## Saved data entries
# # #
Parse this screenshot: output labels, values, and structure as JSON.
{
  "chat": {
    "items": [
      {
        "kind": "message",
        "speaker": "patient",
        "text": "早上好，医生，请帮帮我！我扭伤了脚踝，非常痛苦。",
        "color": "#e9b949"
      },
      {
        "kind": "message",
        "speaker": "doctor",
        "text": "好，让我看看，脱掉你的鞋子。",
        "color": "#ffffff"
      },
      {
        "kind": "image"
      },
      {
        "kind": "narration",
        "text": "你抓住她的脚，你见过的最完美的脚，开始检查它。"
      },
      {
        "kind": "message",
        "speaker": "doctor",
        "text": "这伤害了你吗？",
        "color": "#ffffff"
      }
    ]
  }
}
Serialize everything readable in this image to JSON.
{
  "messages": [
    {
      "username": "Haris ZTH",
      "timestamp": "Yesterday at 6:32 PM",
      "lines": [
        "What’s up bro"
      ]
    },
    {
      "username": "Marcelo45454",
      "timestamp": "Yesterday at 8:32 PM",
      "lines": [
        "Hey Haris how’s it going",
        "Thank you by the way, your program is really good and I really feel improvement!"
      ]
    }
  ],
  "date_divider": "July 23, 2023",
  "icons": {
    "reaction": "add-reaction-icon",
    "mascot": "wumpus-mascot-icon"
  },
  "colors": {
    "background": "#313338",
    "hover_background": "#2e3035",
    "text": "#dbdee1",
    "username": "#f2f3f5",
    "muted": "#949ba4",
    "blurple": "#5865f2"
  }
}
# # #
## Requirement
Return each line where "Haris" shows up.

## The completed task
      "username": "Haris ZTH",
        "Hey Haris how’s it going",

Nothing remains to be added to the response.